Stated goal
Find and return each line containing "กทรอน".

Stored items from a collection
-- START --
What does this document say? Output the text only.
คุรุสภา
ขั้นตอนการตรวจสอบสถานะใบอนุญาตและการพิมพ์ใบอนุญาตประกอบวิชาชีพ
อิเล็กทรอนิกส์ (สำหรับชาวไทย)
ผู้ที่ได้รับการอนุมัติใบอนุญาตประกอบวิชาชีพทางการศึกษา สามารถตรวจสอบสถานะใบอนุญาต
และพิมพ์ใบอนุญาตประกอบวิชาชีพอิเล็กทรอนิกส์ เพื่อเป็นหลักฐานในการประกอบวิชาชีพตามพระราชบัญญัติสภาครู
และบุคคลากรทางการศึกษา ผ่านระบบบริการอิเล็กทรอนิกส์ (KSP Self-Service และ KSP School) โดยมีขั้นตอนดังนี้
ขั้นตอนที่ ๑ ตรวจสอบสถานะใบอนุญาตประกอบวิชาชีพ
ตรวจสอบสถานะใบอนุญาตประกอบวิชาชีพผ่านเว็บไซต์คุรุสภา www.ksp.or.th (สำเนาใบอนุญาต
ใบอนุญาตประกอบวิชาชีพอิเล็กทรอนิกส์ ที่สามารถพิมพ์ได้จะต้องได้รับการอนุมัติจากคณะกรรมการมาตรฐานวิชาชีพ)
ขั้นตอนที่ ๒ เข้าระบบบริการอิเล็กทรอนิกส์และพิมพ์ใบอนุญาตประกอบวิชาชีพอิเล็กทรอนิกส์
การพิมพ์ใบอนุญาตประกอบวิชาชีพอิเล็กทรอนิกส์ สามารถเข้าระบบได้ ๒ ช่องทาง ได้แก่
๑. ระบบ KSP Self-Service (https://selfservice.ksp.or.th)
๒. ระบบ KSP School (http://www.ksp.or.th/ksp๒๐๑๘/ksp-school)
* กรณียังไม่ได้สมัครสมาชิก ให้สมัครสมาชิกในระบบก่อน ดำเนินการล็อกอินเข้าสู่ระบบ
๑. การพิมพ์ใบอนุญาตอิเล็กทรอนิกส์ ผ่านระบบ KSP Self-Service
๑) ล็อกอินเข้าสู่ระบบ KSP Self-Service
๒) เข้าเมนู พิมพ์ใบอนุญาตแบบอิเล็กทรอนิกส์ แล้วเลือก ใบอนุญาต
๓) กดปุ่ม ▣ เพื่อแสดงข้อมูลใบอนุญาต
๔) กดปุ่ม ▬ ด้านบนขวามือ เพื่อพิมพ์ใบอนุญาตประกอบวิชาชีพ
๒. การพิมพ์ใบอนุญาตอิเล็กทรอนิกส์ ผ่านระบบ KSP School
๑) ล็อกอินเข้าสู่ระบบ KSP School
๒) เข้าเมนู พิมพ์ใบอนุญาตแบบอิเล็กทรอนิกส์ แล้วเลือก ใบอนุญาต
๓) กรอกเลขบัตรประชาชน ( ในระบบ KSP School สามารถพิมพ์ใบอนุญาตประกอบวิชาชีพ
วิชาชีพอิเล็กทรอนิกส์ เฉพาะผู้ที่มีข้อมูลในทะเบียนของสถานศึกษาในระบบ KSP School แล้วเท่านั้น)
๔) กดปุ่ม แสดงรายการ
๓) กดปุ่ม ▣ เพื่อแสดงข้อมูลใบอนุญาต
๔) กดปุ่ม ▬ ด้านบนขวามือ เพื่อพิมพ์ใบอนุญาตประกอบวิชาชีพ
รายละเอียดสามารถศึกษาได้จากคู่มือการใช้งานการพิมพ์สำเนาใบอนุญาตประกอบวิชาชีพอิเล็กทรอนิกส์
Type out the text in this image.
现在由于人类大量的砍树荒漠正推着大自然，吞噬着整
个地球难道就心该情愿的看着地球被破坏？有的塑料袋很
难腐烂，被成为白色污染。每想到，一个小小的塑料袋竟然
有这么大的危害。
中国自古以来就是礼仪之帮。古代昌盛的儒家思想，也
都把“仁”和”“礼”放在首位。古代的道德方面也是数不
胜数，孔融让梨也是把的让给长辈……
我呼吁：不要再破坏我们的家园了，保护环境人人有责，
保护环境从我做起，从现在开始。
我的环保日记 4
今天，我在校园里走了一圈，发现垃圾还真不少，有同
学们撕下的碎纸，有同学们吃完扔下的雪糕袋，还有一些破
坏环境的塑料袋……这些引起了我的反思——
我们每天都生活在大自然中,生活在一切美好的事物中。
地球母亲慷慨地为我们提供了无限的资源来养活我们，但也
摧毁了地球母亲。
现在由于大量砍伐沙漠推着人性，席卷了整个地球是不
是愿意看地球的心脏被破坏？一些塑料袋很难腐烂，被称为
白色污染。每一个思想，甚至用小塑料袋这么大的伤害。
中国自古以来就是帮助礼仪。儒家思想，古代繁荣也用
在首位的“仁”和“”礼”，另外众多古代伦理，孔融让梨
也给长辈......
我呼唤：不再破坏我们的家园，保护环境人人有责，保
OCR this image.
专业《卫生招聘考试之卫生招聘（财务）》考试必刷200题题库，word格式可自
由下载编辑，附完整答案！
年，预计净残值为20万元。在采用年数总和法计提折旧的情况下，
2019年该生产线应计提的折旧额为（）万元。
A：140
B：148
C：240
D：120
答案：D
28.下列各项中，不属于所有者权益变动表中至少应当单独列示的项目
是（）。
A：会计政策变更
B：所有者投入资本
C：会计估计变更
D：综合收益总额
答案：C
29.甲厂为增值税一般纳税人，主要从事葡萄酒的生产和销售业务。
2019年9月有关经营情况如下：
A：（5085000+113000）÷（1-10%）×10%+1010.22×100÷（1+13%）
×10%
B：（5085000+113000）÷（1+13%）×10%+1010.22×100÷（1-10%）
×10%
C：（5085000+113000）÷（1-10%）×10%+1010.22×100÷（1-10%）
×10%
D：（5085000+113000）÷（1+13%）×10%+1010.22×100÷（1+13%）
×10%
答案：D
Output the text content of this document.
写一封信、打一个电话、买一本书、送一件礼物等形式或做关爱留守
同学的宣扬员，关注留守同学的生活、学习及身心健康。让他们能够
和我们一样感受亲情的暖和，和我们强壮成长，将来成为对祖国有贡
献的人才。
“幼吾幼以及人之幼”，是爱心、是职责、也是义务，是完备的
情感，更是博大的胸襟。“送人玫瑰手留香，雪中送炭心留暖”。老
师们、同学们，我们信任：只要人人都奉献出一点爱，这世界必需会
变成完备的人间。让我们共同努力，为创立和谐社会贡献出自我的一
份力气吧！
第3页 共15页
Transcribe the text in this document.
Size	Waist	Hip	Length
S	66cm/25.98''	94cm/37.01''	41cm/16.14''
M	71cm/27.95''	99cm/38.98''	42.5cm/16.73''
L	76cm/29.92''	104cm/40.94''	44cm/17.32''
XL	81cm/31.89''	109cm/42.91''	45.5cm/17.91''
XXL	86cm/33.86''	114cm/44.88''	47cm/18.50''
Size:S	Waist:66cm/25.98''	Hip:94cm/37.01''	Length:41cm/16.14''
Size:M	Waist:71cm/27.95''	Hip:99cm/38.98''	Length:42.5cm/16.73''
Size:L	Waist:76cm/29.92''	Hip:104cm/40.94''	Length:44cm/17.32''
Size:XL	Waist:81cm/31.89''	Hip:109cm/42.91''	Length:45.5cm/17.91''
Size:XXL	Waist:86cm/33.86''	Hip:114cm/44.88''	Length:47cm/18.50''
-- END --
Reply
อิเล็กทรอนิกส์ (สำหรับชาวไทย)
และพิมพ์ใบอนุญาตประกอบวิชาชีพอิเล็กทรอนิกส์ เพื่อเป็นหลักฐานในการประกอบวิชาชีพตามพระราชบัญญัติสภาครู
และบุคคลากรทางการศึกษา ผ่านระบบบริการอิเล็กทรอนิกส์ (KSP Self-Service และ KSP School) โดยมีขั้นตอนดังนี้
ใบอนุญาตประกอบวิชาชีพอิเล็กทรอนิกส์ ที่สามารถพิมพ์ได้จะต้องได้รับการอนุมัติจากคณะกรรมการมาตรฐานวิชาชีพ)
ขั้นตอนที่ ๒ เข้าระบบบริการอิเล็กทรอนิกส์และพิมพ์ใบอนุญาตประกอบวิชาชีพอิเล็กทรอนิกส์
การพิมพ์ใบอนุญาตประกอบวิชาชีพอิเล็กทรอนิกส์ สามารถเข้าระบบได้ ๒ ช่องทาง ได้แก่
๑. การพิมพ์ใบอนุญาตอิเล็กทรอนิกส์ ผ่านระบบ KSP Self-Service
๒) เข้าเมนู พิมพ์ใบอนุญาตแบบอิเล็กทรอนิกส์ แล้วเลือก ใบอนุญาต
๒. การพิมพ์ใบอนุญาตอิเล็กทรอนิกส์ ผ่านระบบ KSP School
๒) เข้าเมนู พิมพ์ใบอนุญาตแบบอิเล็กทรอนิกส์ แล้วเลือก ใบอนุญาต
วิชาชีพอิเล็กทรอนิกส์ เฉพาะผู้ที่มีข้อมูลในทะเบียนของสถานศึกษาในระบบ KSP School แล้วเท่านั้น)
รายละเอียดสามารถศึกษาได้จากคู่มือการใช้งานการพิมพ์สำเนาใบอนุญาตประกอบวิชาชีพอิเล็กทรอนิกส์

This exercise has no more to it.